Dataset records
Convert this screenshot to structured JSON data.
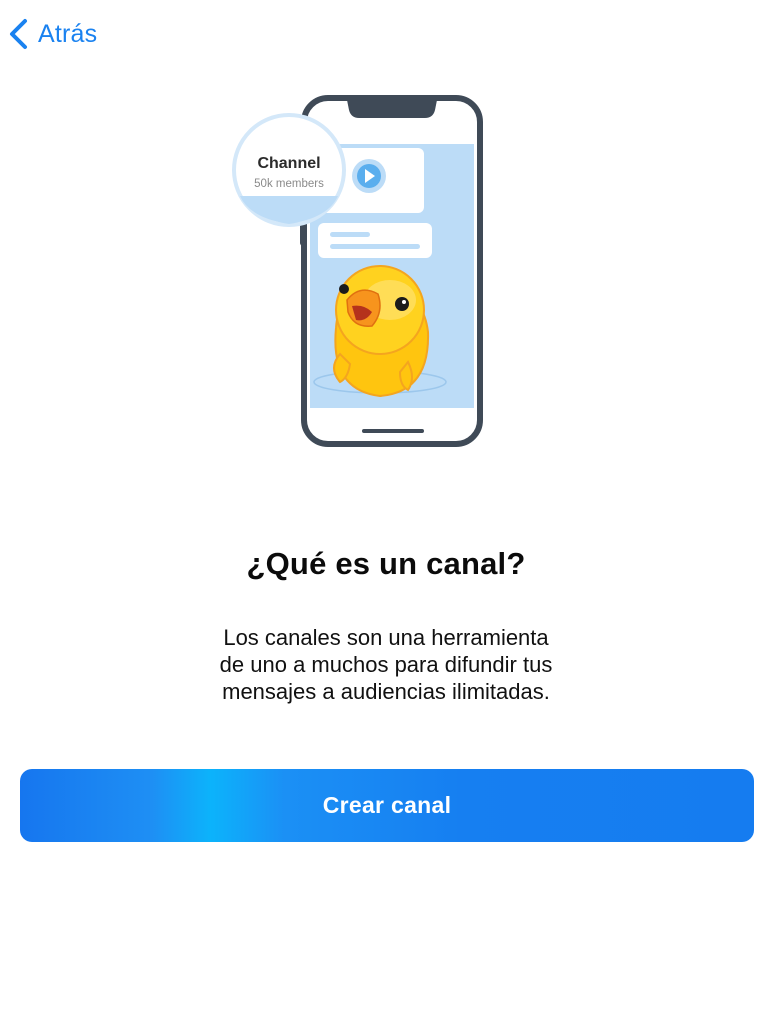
{
  "nav": {
    "back_label": "Atrás"
  },
  "illustration": {
    "channel_name": "Channel",
    "channel_members": "50k members"
  },
  "content": {
    "title": "¿Qué es un canal?",
    "description_lines": [
      "Los canales son una herramienta",
      "de uno a muchos para difundir tus",
      "mensajes a audiencias ilimitadas."
    ]
  },
  "actions": {
    "primary_label": "Crear canal"
  },
  "colors": {
    "accent": "#1a82f0",
    "button_gradient_highlight": "#0cb3fb",
    "phone_frame": "#3f4a57",
    "chat_background": "#bcdcf7",
    "duck_yellow": "#ffd21f",
    "duck_beak": "#f7941d"
  },
  "icons": {
    "back": "chevron-left-icon",
    "play": "play-icon"
  }
}
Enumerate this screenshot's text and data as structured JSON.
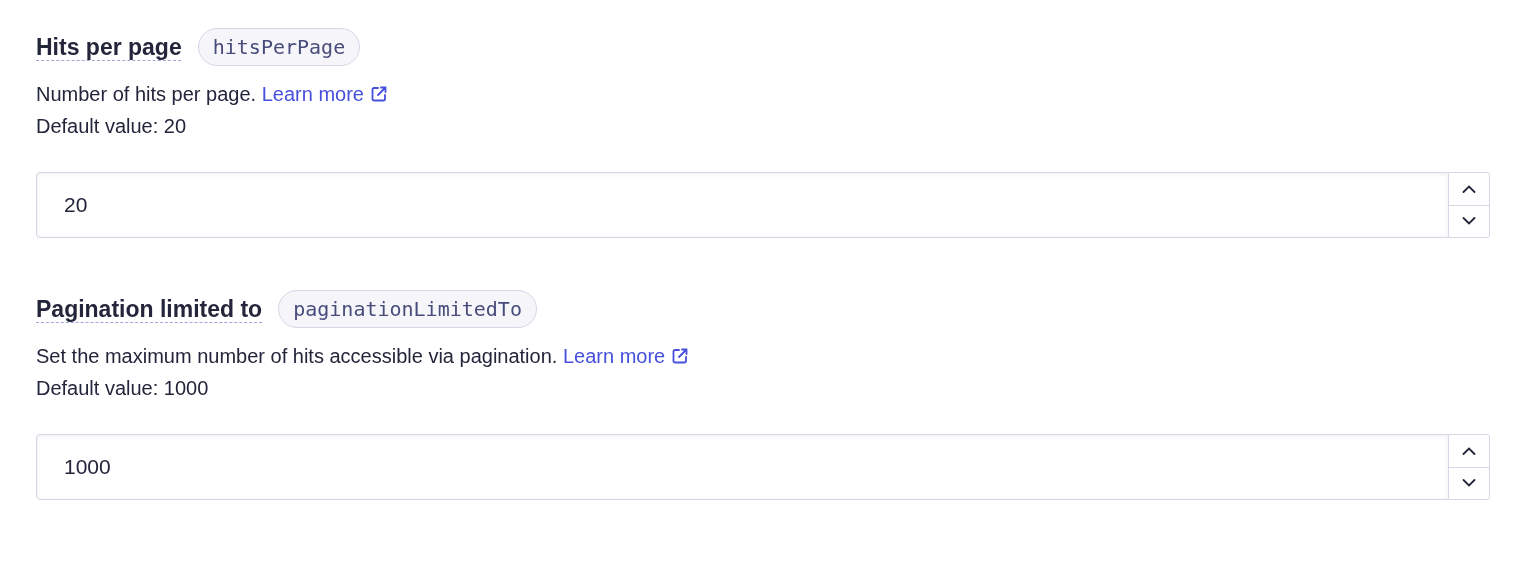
{
  "settings": [
    {
      "label": "Hits per page",
      "parameter": "hitsPerPage",
      "description": "Number of hits per page.",
      "link": "Learn more",
      "default": "Default value: 20",
      "value": "20"
    },
    {
      "label": "Pagination limited to",
      "parameter": "paginationLimitedTo",
      "description": "Set the maximum number of hits accessible via pagination.",
      "link": "Learn more",
      "default": "Default value: 1000",
      "value": "1000"
    }
  ]
}
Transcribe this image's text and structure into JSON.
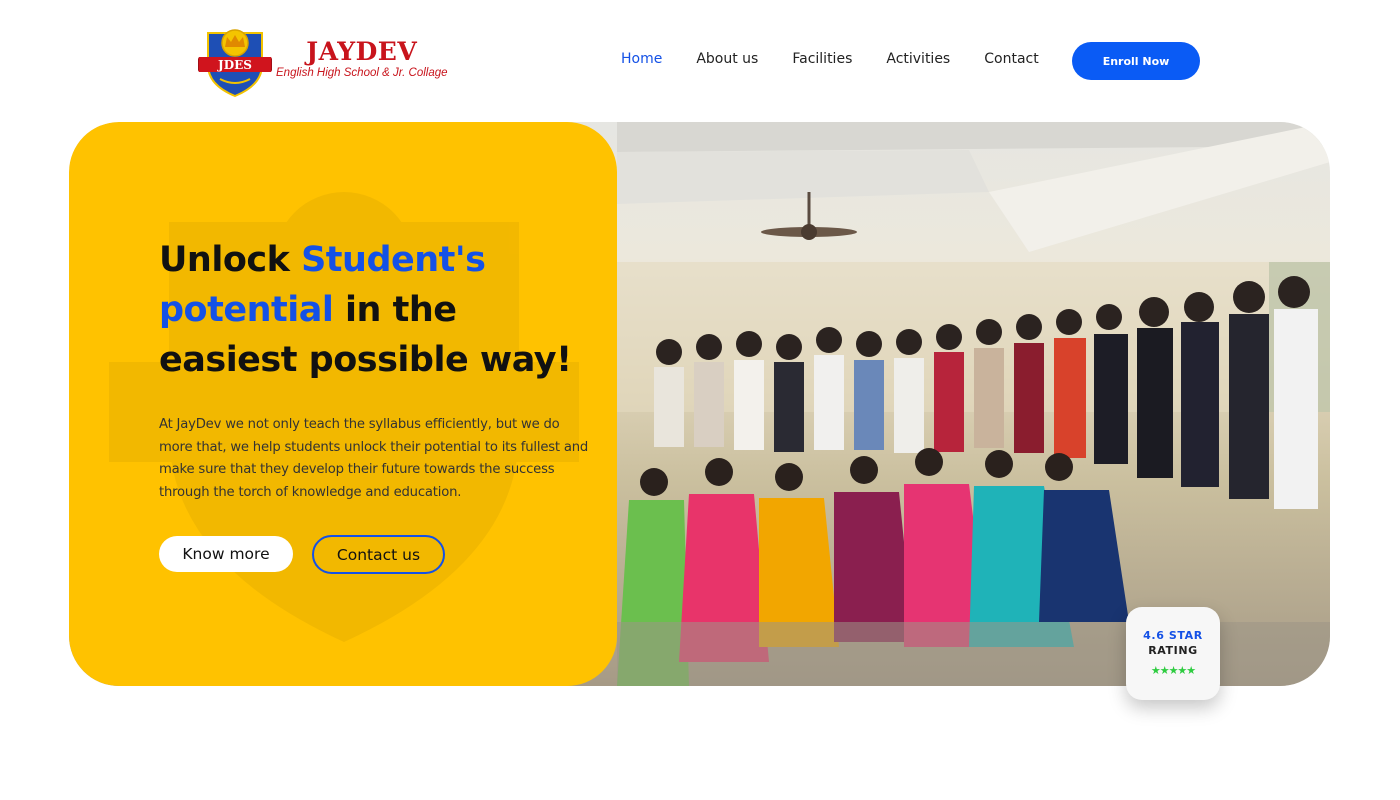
{
  "header": {
    "logo_emblem_text": "JDES",
    "brand_name": "JAYDEV",
    "brand_subtitle": "English High School & Jr. Collage",
    "nav": [
      {
        "label": "Home",
        "active": true
      },
      {
        "label": "About us",
        "active": false
      },
      {
        "label": "Facilities",
        "active": false
      },
      {
        "label": "Activities",
        "active": false
      },
      {
        "label": "Contact",
        "active": false
      }
    ],
    "enroll_label": "Enroll Now"
  },
  "hero": {
    "headline_part1": "Unlock ",
    "headline_highlight1": "Student's potential",
    "headline_part2": " in the easiest possible way!",
    "description": "At JayDev we not only teach the syllabus efficiently, but we do more that, we help students unlock their potential to its fullest and make sure that they develop their future towards the success through the torch of knowledge and education.",
    "primary_button": "Know more",
    "secondary_button": "Contact us",
    "photo_description_icon": "group-photo"
  },
  "rating": {
    "value_line": "4.6 STAR",
    "label_line": "RATING",
    "stars": "★★★★★",
    "star_count": 5
  },
  "colors": {
    "accent_blue": "#1451e6",
    "button_blue": "#0a5bf5",
    "panel_yellow": "#ffc200",
    "brand_red": "#c8141c",
    "star_green": "#2ecc40"
  }
}
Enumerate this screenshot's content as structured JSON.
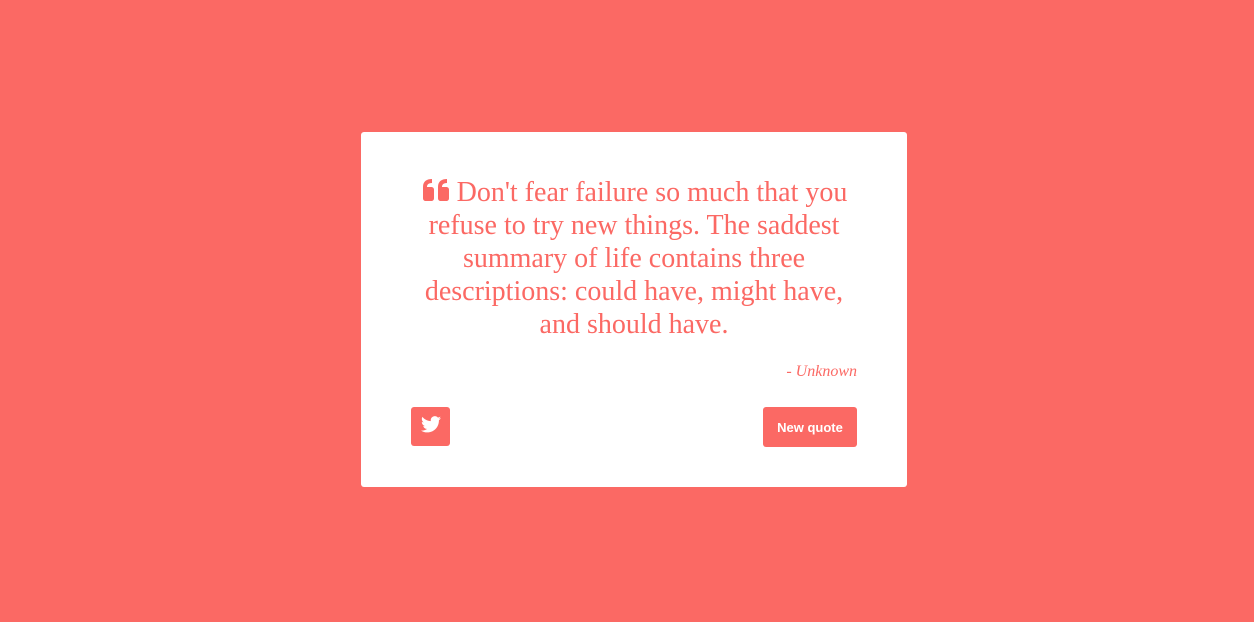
{
  "colors": {
    "accent": "#fb6964",
    "card_background": "#ffffff"
  },
  "quote": {
    "icon": "quote-left-icon",
    "text": "Don't fear failure so much that you refuse to try new things. The saddest summary of life contains three descriptions: could have, might have, and should have.",
    "author": "- Unknown"
  },
  "actions": {
    "tweet_icon": "twitter-icon",
    "new_quote_label": "New quote"
  }
}
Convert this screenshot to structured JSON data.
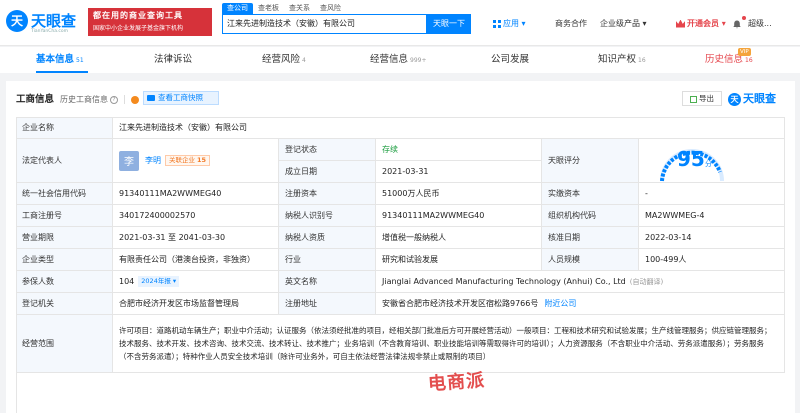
{
  "header": {
    "logo_mark": "天",
    "logo_text": "天眼查",
    "logo_sub": "TianYanCha.com",
    "slogan_line1": "都在用的商业查询工具",
    "slogan_line2": "国家中小企业发展子基金旗下机构",
    "search_tabs": [
      "查公司",
      "查老板",
      "查关系",
      "查风险"
    ],
    "search_value": "江来先进制造技术（安徽）有限公司",
    "search_button": "天眼一下",
    "app_label": "应用",
    "biz_label": "商务合作",
    "service_label": "企业级产品",
    "vip_label": "开通会员",
    "user_label": "超级..."
  },
  "tabs": [
    {
      "label": "基本信息",
      "count": "51"
    },
    {
      "label": "法律诉讼",
      "count": ""
    },
    {
      "label": "经营风险",
      "count": "4"
    },
    {
      "label": "经营信息",
      "count": "999+"
    },
    {
      "label": "公司发展",
      "count": ""
    },
    {
      "label": "知识产权",
      "count": "16"
    },
    {
      "label": "历史信息",
      "count": "16"
    }
  ],
  "vip_tag": "VIP",
  "section": {
    "title": "工商信息",
    "history_label": "历史工商信息",
    "snapshot_button": "查看工商快照",
    "export_button": "导出",
    "brand": "天眼查"
  },
  "company": {
    "name_label": "企业名称",
    "name": "江来先进制造技术（安徽）有限公司",
    "rep_label": "法定代表人",
    "rep_avatar": "李",
    "rep_name": "李明",
    "rep_badge": "关联企业",
    "rep_badge_count": "15",
    "status_label": "登记状态",
    "status": "存续",
    "founded_label": "成立日期",
    "founded": "2021-03-31",
    "score_label": "天眼评分",
    "score": "95",
    "score_unit": "分",
    "credit_label": "统一社会信用代码",
    "credit": "91340111MA2WWMEG40",
    "capital_label": "注册资本",
    "capital": "51000万人民币",
    "paid_label": "实缴资本",
    "paid": "-",
    "reg_no_label": "工商注册号",
    "reg_no": "340172400002570",
    "tax_id_label": "纳税人识别号",
    "tax_id": "91340111MA2WWMEG40",
    "org_code_label": "组织机构代码",
    "org_code": "MA2WWMEG-4",
    "term_label": "营业期限",
    "term": "2021-03-31 至 2041-03-30",
    "taxpayer_label": "纳税人资质",
    "taxpayer": "增值税一般纳税人",
    "approve_label": "核准日期",
    "approve": "2022-03-14",
    "type_label": "企业类型",
    "type": "有限责任公司（港澳台投资，非独资）",
    "industry_label": "行业",
    "industry": "研究和试验发展",
    "staff_label": "人员规模",
    "staff": "100-499人",
    "insured_label": "参保人数",
    "insured": "104",
    "insured_badge": "2024年报",
    "en_name_label": "英文名称",
    "en_name": "Jianglai Advanced Manufacturing Technology (Anhui) Co., Ltd",
    "auto_trans": "(自动翻译)",
    "authority_label": "登记机关",
    "authority": "合肥市经济开发区市场监督管理局",
    "address_label": "注册地址",
    "address": "安徽省合肥市经济技术开发区宿松路9766号",
    "nearby": "附近公司",
    "scope_label": "经营范围",
    "scope": "许可项目：道路机动车辆生产；职业中介活动；认证服务（依法须经批准的项目，经相关部门批准后方可开展经营活动）一般项目：工程和技术研究和试验发展；生产线管理服务；供应链管理服务；技术服务、技术开发、技术咨询、技术交流、技术转让、技术推广；业务培训（不含教育培训、职业技能培训等需取得许可的培训）；人力资源服务（不含职业中介活动、劳务派遣服务）；劳务服务（不含劳务派遣）；特种作业人员安全技术培训（除许可业务外，可自主依法经营法律法规非禁止或限制的项目）"
  },
  "watermark": "电商派",
  "colors": {
    "brand": "#0084ff",
    "accent_red": "#e5454c",
    "label_bg": "#f4f8fd"
  }
}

◆ The task ◆
Identify the lines in the entries that hold "more" and return each one.

◆ Reply ◆
      "link": "Learn more",
      "link": "Learn more",
    "description": "At JayDev we not only teach the syllabus efficiently, but we do more that, we help students unlock their potential to its fullest and make sure that they develop their future towards the success through the torch of knowledge and education.",
    "primary_button": "Know more",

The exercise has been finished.